** Required task **
Extract each line from the entries below that has the string "Default" in it.

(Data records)
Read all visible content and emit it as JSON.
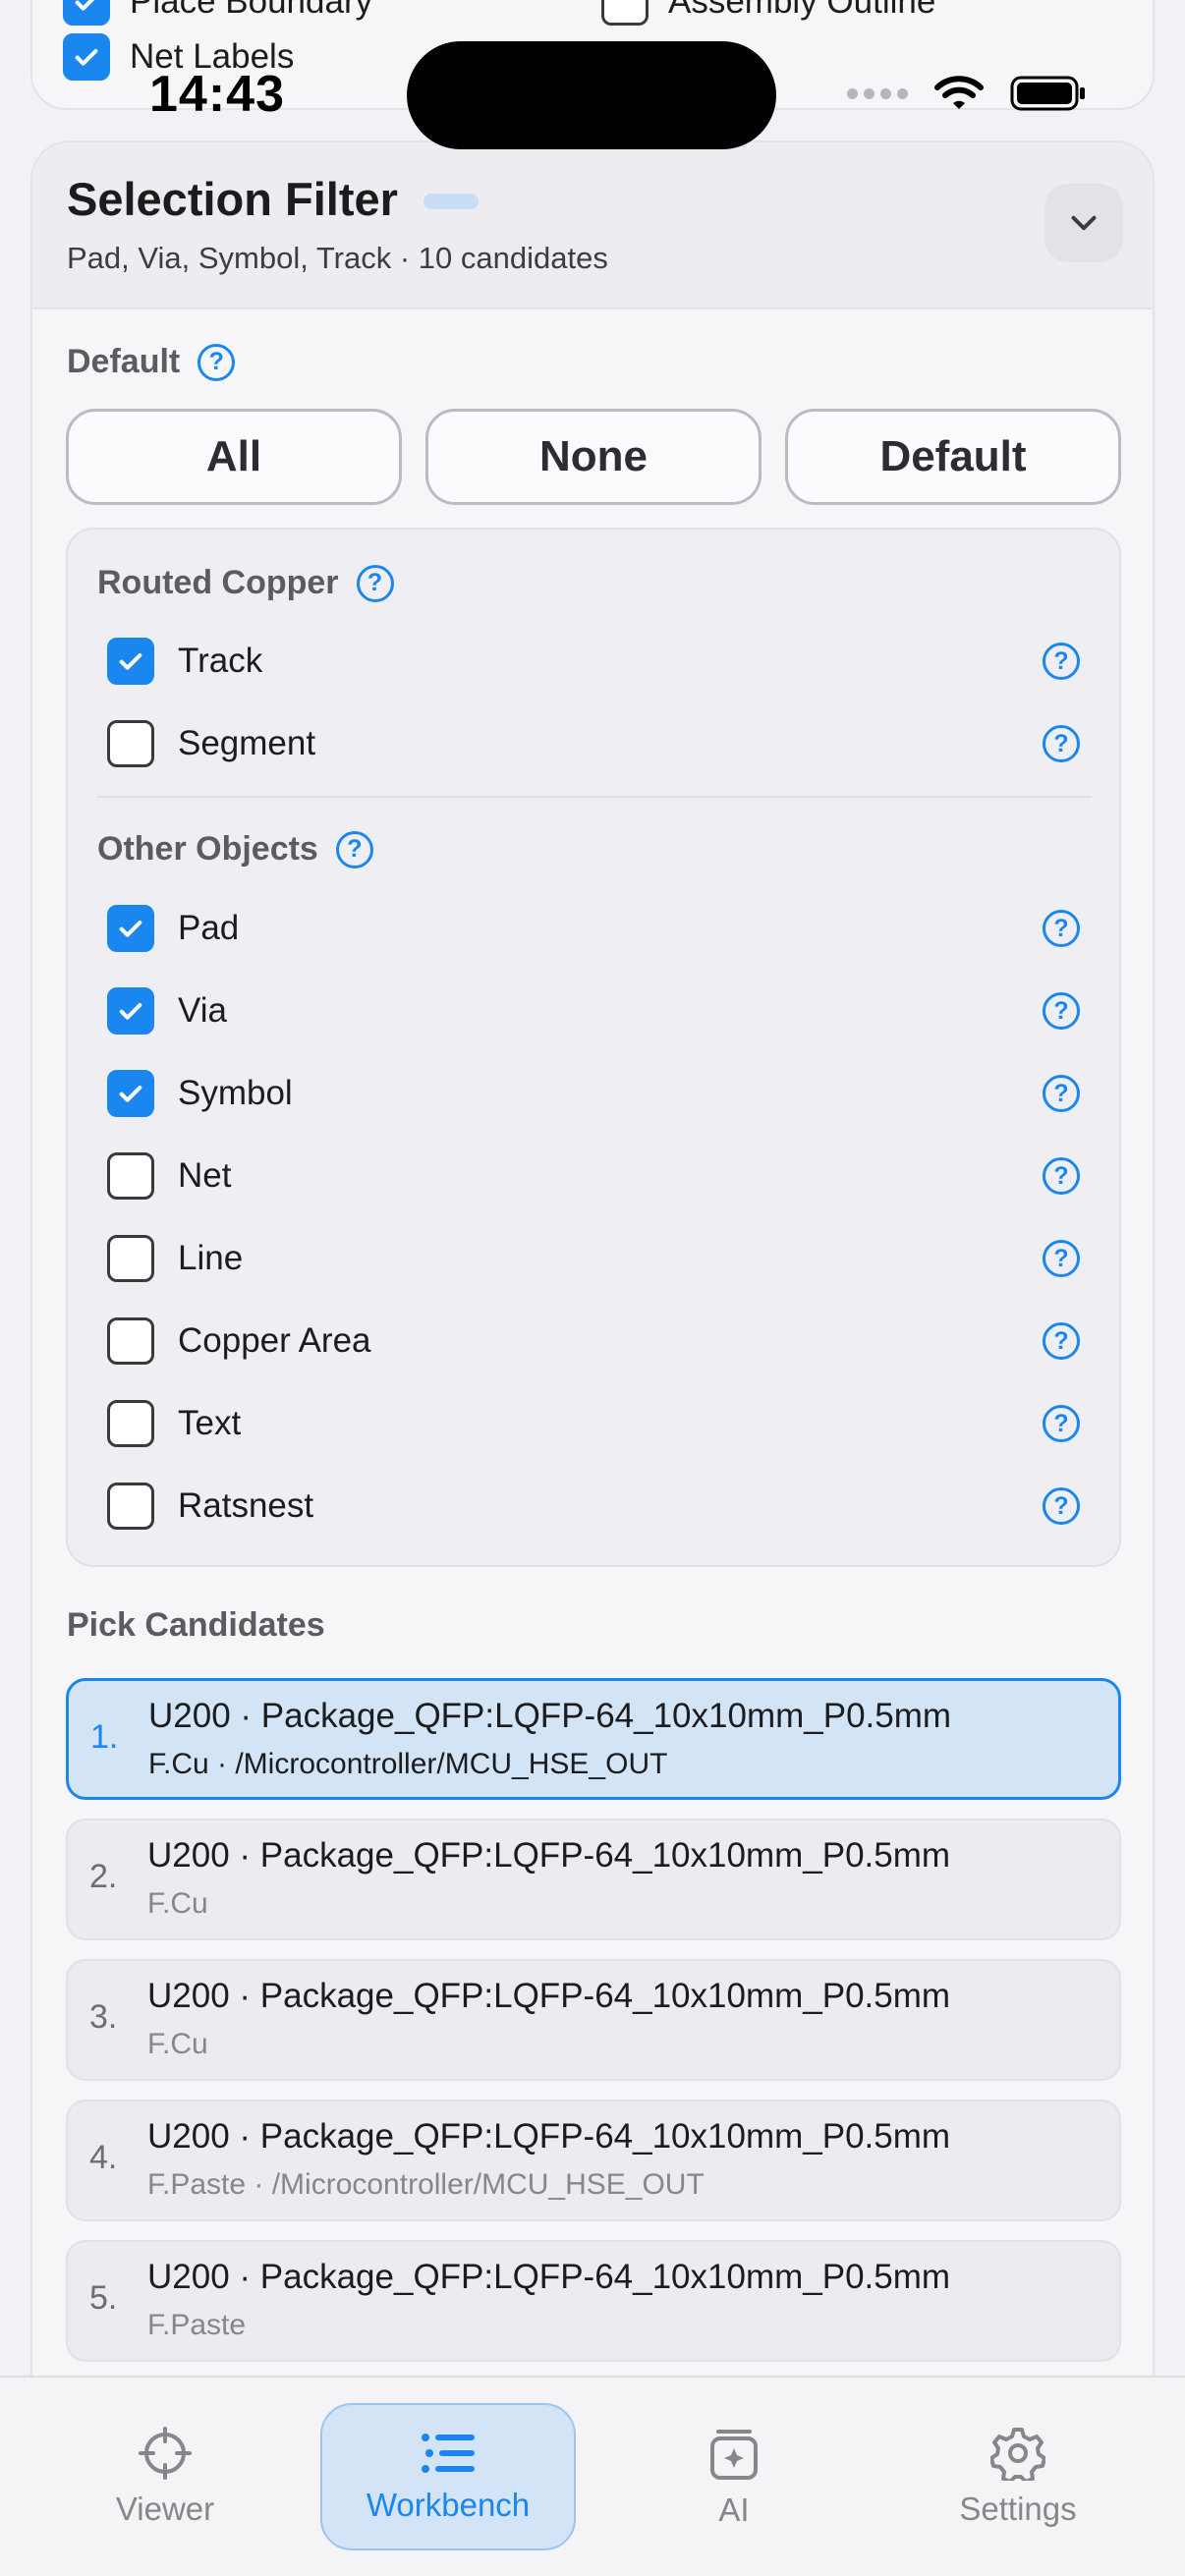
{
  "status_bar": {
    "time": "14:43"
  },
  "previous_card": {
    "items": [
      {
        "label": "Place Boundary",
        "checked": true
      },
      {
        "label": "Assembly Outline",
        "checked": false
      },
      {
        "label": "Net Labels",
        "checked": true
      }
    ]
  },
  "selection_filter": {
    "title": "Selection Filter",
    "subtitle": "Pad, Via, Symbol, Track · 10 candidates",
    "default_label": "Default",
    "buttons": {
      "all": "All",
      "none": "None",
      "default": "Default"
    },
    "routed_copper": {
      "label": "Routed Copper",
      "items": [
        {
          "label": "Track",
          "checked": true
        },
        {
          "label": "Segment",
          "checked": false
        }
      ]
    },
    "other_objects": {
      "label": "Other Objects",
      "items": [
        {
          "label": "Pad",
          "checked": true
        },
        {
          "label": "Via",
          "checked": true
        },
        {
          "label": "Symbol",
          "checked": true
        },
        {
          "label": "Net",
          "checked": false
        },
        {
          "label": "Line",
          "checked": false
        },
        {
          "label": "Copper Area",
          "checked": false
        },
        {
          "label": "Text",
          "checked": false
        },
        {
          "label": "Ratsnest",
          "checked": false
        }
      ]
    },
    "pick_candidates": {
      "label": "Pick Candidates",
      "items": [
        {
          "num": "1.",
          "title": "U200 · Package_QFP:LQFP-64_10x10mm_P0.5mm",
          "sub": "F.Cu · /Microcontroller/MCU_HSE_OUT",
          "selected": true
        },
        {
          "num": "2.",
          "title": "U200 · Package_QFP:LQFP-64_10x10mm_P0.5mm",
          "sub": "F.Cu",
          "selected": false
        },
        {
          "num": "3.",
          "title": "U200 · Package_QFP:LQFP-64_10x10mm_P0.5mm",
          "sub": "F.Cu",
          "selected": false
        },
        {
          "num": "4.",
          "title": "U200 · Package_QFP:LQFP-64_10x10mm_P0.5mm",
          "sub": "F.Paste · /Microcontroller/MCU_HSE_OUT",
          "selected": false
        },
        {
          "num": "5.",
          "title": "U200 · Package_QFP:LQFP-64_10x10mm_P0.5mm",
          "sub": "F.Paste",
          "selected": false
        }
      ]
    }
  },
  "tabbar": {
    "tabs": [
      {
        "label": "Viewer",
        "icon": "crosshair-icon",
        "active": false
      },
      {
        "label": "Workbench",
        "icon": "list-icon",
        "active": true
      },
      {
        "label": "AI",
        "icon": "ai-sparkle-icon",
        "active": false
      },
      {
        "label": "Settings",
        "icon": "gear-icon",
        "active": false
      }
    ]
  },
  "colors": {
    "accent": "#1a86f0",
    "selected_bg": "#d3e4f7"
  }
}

** Worked solution **
    "default_label": "Default",
      "default": "Default"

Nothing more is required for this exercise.